PROBLEM DESCRIPTION:
Give the records again from the start through the line with "sidebar-item-label: Training Moments", switching "Beat us if you can" to "Catch us if you can" and leaving everything else unchanged.

RECORDS FOR THE TASK:
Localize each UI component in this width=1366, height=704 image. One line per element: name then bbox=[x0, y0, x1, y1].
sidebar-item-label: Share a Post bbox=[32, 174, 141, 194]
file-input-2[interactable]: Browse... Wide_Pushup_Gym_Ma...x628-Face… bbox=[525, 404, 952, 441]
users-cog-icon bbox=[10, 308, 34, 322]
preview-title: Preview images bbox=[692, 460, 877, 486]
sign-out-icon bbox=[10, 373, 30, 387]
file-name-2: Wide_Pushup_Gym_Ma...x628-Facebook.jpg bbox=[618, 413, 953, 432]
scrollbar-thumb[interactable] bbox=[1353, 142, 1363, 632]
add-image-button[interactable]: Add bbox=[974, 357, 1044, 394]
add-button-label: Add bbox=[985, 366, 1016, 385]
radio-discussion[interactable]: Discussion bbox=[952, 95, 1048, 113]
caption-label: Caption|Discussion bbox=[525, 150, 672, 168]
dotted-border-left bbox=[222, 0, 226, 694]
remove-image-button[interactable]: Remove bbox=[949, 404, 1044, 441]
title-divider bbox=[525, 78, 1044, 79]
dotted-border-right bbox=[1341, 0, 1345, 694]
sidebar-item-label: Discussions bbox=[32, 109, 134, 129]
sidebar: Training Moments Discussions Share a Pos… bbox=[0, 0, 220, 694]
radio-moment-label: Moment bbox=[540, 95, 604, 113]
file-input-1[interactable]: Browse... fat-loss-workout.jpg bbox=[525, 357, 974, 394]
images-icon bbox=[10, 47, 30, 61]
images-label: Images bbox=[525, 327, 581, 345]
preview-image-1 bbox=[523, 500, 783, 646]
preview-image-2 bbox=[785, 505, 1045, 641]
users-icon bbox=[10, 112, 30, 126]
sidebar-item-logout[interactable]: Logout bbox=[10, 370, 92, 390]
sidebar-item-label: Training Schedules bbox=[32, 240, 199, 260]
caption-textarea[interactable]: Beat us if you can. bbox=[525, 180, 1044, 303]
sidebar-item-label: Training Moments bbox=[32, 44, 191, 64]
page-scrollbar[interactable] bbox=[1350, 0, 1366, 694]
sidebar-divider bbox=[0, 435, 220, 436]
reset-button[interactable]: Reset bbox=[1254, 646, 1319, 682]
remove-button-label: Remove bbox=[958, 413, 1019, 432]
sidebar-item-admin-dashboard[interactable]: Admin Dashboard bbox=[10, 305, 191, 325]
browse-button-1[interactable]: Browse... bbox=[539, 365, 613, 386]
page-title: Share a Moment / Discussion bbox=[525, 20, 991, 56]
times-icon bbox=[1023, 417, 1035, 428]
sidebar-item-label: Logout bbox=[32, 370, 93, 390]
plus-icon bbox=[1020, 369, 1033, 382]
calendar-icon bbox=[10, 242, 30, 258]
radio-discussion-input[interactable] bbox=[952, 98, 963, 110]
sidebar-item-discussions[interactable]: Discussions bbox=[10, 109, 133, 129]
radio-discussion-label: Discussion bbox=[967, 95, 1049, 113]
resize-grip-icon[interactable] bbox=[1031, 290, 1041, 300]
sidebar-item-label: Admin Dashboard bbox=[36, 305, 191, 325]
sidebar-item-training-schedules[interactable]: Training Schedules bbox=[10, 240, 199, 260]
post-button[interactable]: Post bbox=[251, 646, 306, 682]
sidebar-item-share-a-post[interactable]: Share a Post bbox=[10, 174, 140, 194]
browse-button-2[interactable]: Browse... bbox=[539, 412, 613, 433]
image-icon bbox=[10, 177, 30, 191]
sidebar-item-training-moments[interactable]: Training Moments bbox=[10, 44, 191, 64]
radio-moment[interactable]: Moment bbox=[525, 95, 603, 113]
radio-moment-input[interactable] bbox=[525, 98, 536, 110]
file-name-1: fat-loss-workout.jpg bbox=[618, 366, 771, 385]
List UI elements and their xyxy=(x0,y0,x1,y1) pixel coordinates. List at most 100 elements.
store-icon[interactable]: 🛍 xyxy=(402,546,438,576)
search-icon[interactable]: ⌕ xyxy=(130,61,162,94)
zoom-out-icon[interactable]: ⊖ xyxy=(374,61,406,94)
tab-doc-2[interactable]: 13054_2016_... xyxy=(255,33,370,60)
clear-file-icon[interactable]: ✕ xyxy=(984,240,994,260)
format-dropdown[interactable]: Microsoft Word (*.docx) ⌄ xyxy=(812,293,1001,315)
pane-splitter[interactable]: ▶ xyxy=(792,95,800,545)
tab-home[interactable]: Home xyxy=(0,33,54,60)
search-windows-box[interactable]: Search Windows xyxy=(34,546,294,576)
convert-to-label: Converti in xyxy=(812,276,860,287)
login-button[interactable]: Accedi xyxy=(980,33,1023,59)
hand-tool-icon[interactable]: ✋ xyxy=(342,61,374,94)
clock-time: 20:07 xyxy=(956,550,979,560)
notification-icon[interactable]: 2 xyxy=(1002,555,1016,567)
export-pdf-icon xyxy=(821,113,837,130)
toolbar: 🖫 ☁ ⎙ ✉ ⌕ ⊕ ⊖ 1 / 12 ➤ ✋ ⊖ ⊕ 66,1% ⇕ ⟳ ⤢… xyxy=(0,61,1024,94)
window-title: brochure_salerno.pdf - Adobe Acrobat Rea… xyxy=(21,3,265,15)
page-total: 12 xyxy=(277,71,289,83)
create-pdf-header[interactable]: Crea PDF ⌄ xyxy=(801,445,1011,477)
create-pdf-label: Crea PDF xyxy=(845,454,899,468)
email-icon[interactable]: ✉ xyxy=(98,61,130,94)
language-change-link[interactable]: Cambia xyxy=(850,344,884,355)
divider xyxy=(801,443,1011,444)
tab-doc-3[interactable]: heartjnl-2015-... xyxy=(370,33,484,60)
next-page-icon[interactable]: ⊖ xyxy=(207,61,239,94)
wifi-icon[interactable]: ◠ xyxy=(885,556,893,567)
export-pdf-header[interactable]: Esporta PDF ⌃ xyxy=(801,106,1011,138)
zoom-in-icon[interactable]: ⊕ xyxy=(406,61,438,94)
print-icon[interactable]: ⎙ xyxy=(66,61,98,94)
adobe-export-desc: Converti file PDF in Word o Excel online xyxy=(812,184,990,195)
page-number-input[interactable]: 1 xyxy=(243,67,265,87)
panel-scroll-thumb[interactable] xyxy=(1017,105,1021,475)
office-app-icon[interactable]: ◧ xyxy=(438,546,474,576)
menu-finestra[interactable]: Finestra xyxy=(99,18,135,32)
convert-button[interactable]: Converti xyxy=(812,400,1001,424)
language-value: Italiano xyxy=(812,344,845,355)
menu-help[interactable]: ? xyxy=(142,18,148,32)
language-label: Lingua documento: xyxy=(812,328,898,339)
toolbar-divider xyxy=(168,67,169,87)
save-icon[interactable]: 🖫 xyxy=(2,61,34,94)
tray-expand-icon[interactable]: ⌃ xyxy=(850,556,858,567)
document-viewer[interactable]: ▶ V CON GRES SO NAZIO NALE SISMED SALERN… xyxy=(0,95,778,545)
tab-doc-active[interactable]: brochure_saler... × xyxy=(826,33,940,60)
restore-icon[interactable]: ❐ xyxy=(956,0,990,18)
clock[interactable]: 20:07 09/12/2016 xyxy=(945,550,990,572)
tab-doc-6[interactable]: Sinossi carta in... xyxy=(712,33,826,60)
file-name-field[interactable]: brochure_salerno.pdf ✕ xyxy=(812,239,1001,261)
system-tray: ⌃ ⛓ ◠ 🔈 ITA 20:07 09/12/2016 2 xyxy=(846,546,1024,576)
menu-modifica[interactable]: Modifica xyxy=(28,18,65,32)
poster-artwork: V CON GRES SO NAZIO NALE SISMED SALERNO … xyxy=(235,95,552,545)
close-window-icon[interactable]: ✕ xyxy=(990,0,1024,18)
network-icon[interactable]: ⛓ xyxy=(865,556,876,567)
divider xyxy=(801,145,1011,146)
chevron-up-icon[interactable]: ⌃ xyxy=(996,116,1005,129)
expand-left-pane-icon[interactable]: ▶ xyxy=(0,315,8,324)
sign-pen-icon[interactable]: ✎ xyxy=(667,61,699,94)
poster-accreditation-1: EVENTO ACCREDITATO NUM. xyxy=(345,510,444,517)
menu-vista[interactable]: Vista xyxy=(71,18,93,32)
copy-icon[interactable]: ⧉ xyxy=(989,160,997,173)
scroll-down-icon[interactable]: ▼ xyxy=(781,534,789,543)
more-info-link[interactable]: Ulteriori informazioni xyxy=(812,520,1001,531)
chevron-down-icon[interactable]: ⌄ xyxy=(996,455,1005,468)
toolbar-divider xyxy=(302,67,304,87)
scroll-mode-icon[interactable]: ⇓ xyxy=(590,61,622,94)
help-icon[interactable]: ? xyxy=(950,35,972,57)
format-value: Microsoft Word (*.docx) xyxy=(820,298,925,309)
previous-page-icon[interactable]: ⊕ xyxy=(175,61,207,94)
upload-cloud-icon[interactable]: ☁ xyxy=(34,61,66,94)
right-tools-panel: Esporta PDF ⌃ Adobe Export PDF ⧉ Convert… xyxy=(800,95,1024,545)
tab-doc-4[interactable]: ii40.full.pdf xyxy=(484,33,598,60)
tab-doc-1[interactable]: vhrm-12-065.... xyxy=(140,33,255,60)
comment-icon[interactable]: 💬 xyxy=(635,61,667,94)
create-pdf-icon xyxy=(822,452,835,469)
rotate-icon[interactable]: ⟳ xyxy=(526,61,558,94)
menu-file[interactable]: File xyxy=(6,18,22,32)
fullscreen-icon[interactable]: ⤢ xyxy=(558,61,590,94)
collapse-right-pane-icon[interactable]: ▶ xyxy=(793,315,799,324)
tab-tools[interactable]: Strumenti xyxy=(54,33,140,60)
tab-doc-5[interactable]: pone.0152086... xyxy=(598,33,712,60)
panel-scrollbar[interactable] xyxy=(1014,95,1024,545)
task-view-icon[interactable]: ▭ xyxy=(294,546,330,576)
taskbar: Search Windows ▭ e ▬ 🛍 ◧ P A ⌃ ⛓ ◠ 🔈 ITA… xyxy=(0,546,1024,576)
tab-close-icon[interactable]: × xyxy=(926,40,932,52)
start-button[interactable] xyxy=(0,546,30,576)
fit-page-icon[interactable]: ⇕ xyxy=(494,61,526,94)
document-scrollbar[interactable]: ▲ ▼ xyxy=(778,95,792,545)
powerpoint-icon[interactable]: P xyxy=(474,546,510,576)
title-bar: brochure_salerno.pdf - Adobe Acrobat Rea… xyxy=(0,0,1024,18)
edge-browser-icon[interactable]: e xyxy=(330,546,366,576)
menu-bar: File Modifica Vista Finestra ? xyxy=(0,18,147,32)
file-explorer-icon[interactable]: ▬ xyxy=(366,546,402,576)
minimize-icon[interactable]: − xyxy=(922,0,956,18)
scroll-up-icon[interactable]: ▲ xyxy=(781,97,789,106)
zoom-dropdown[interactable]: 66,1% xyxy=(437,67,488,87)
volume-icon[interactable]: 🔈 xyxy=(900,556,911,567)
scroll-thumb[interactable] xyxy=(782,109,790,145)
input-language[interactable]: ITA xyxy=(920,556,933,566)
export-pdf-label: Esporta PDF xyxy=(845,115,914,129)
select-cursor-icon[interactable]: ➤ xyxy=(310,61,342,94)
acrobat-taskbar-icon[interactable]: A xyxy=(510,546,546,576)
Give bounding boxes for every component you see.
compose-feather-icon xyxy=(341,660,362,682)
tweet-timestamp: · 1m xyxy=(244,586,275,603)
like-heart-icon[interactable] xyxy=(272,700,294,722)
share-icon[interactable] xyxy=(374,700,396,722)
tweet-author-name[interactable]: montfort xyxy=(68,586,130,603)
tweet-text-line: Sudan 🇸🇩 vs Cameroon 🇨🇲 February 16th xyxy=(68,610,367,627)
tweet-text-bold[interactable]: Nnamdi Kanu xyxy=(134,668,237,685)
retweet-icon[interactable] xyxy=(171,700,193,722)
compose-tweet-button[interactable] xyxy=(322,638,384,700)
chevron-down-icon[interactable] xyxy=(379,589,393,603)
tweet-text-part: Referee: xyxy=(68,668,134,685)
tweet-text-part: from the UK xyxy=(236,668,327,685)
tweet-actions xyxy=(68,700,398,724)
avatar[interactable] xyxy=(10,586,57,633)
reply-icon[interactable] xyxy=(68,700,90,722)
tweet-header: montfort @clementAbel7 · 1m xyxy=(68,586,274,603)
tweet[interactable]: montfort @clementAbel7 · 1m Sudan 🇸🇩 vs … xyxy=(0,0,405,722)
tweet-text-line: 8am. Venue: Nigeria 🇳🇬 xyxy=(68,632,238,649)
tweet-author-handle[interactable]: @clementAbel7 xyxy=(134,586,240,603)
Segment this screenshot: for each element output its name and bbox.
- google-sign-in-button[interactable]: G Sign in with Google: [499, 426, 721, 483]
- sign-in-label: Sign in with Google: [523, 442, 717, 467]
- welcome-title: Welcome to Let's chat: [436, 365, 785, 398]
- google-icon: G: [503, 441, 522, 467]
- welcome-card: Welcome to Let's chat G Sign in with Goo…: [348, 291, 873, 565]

EXERCISE ANSWER:
Localize each UI component in this width=1366, height=704 image. One line per element: name then bbox=[x0, y0, x1, y1].
sidebar-item-label: Share a Post bbox=[32, 174, 141, 194]
file-input-2[interactable]: Browse... Wide_Pushup_Gym_Ma...x628-Face… bbox=[525, 404, 952, 441]
users-cog-icon bbox=[10, 308, 34, 322]
preview-title: Preview images bbox=[692, 460, 877, 486]
sign-out-icon bbox=[10, 373, 30, 387]
file-name-2: Wide_Pushup_Gym_Ma...x628-Facebook.jpg bbox=[618, 413, 953, 432]
scrollbar-thumb[interactable] bbox=[1353, 142, 1363, 632]
add-image-button[interactable]: Add bbox=[974, 357, 1044, 394]
add-button-label: Add bbox=[985, 366, 1016, 385]
radio-discussion[interactable]: Discussion bbox=[952, 95, 1048, 113]
caption-label: Caption|Discussion bbox=[525, 150, 672, 168]
dotted-border-left bbox=[222, 0, 226, 694]
remove-image-button[interactable]: Remove bbox=[949, 404, 1044, 441]
title-divider bbox=[525, 78, 1044, 79]
dotted-border-right bbox=[1341, 0, 1345, 694]
sidebar-item-label: Discussions bbox=[32, 109, 134, 129]
sidebar: Training Moments Discussions Share a Pos… bbox=[0, 0, 220, 694]
radio-moment-label: Moment bbox=[540, 95, 604, 113]
file-input-1[interactable]: Browse... fat-loss-workout.jpg bbox=[525, 357, 974, 394]
images-icon bbox=[10, 47, 30, 61]
images-label: Images bbox=[525, 327, 581, 345]
preview-image-1 bbox=[523, 500, 783, 646]
preview-image-2 bbox=[785, 505, 1045, 641]
users-icon bbox=[10, 112, 30, 126]
sidebar-item-logout[interactable]: Logout bbox=[10, 370, 92, 390]
sidebar-item-label: Training Schedules bbox=[32, 240, 199, 260]
caption-textarea[interactable]: Catch us if you can. bbox=[525, 180, 1044, 303]
sidebar-item-label: Training Moments bbox=[32, 44, 191, 64]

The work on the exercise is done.